- _Task requirements_:
Give the number of lines in the listing that hold the word "funds". Write nothing but that number.

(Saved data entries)
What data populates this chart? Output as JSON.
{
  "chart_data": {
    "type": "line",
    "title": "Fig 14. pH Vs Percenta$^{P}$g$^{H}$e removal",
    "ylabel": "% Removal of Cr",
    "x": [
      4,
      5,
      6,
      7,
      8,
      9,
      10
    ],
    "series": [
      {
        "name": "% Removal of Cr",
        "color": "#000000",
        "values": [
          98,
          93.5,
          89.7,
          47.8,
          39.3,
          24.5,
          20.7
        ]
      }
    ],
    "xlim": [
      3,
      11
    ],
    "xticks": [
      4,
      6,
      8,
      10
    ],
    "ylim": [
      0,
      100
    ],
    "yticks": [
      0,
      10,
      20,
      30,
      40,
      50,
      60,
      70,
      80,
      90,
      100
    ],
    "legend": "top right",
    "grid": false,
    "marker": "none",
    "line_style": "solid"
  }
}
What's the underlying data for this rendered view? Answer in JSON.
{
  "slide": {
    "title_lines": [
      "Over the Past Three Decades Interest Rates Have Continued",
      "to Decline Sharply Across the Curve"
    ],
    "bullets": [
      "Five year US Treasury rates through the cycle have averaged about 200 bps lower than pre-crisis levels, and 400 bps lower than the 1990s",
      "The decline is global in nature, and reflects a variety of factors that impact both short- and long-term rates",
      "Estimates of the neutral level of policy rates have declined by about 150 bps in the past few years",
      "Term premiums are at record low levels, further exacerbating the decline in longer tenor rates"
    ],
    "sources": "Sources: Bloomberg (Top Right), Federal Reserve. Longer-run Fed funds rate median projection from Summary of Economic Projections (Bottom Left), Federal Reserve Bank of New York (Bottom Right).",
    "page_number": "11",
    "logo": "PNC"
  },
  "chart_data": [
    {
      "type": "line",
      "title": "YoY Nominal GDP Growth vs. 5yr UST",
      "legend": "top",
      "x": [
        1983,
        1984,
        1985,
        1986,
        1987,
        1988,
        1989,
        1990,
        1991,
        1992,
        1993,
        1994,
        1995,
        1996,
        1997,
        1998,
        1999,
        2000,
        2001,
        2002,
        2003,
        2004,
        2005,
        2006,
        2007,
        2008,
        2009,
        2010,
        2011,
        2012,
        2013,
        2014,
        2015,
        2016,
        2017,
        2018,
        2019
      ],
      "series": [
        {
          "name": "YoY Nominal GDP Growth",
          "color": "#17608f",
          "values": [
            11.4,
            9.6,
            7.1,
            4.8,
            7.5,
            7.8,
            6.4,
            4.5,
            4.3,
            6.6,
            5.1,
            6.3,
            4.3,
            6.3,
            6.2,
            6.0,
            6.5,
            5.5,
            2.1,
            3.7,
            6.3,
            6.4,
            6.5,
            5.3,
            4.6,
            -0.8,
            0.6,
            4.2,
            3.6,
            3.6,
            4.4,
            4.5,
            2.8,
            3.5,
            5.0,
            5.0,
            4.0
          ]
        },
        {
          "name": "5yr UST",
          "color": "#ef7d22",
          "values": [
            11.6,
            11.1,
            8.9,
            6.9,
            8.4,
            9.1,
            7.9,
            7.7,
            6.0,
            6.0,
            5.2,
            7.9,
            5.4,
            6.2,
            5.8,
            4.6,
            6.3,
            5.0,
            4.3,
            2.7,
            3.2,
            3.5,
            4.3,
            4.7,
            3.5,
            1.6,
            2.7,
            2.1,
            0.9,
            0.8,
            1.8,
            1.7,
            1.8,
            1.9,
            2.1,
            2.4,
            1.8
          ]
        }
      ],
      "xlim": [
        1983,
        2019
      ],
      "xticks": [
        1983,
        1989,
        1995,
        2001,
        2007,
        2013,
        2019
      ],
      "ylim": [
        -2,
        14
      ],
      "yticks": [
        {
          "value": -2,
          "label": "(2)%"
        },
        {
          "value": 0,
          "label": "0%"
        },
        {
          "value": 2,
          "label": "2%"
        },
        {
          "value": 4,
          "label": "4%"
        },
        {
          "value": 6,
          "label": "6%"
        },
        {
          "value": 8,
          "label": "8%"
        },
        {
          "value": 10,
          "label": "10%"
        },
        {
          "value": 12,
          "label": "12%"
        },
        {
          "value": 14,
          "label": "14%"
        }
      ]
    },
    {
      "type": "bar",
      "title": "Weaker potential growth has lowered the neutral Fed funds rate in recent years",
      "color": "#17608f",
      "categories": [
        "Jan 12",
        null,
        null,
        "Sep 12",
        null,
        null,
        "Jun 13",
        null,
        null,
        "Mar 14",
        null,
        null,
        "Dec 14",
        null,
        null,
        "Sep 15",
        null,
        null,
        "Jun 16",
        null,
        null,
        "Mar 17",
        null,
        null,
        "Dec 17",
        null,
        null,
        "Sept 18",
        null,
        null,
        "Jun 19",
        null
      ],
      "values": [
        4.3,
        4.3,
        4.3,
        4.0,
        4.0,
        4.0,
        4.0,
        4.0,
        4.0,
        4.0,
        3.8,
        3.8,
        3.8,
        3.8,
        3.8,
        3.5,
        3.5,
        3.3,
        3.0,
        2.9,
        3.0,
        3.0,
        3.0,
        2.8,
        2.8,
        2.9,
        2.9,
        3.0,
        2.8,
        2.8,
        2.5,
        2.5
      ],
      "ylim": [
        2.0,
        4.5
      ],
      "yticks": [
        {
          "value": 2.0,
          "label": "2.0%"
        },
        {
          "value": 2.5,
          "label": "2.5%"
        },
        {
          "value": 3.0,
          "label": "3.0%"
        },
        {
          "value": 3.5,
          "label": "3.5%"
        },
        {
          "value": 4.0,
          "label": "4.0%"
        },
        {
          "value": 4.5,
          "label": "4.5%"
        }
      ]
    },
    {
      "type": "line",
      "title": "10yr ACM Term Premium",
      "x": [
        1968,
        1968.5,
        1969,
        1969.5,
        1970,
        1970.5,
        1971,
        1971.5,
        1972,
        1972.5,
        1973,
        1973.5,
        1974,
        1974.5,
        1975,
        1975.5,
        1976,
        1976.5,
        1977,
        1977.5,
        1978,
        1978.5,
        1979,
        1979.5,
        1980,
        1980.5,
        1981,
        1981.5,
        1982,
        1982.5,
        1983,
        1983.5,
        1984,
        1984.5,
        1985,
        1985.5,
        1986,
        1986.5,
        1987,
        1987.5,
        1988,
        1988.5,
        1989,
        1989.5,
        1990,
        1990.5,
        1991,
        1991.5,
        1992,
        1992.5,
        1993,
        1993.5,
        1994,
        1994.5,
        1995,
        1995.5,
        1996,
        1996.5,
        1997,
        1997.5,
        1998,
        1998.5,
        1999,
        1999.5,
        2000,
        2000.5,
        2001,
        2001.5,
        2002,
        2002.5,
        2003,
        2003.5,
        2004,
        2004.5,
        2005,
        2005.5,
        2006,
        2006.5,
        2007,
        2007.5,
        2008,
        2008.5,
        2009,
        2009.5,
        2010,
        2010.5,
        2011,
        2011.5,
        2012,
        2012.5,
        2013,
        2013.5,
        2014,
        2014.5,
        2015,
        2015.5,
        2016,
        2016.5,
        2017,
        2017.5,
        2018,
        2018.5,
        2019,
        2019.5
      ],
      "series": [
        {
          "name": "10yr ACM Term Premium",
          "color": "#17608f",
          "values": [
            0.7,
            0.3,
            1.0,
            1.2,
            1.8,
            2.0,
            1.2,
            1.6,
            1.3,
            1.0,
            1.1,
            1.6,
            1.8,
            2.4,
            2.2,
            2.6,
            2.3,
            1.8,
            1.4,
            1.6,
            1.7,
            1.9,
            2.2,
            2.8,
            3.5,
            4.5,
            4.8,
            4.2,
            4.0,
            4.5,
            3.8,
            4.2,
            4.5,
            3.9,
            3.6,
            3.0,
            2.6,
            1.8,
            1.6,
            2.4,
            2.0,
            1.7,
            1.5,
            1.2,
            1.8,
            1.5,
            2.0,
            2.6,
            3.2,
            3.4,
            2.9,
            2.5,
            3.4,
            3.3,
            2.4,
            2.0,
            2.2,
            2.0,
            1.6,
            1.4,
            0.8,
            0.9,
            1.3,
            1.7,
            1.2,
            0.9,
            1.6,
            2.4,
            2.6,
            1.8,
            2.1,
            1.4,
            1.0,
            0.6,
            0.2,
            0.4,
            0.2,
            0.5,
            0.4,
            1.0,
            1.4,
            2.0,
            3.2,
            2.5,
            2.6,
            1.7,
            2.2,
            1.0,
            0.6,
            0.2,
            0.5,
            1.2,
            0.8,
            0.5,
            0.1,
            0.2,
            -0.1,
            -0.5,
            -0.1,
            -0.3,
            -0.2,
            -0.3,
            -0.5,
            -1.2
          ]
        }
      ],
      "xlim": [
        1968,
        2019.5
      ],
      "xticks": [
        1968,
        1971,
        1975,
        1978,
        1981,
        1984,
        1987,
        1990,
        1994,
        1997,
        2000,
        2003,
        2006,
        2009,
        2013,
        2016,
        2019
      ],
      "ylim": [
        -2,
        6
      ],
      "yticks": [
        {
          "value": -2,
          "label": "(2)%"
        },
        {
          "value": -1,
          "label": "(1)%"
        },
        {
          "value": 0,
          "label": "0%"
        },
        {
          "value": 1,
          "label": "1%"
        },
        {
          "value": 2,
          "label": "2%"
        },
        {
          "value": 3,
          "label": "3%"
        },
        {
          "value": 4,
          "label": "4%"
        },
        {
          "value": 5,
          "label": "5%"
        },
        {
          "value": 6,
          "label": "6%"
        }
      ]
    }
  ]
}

- _Task response_:
2